[start]
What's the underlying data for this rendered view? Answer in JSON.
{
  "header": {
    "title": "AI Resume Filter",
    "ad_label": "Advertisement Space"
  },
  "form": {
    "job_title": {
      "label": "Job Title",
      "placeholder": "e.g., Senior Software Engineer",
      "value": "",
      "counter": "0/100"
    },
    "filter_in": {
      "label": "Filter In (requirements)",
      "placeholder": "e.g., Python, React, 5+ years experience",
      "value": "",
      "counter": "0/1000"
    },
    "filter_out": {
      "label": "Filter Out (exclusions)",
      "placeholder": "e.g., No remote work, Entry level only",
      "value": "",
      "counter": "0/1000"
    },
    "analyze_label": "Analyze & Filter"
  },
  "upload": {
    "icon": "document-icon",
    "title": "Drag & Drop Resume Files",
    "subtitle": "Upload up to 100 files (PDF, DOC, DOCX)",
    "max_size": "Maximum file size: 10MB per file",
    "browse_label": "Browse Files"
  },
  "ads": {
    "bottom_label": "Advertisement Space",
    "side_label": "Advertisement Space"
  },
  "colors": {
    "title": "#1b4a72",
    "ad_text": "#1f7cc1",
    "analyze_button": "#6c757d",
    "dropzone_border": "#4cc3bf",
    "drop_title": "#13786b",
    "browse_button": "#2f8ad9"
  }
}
[end]
#### Aim
Among the lines of the data, identify those with the word "placeholder". Copy each of them.

#### Complete answer
      "placeholder": "e.g., Senior Software Engineer",
      "placeholder": "e.g., Python, React, 5+ years experience",
      "placeholder": "e.g., No remote work, Entry level only",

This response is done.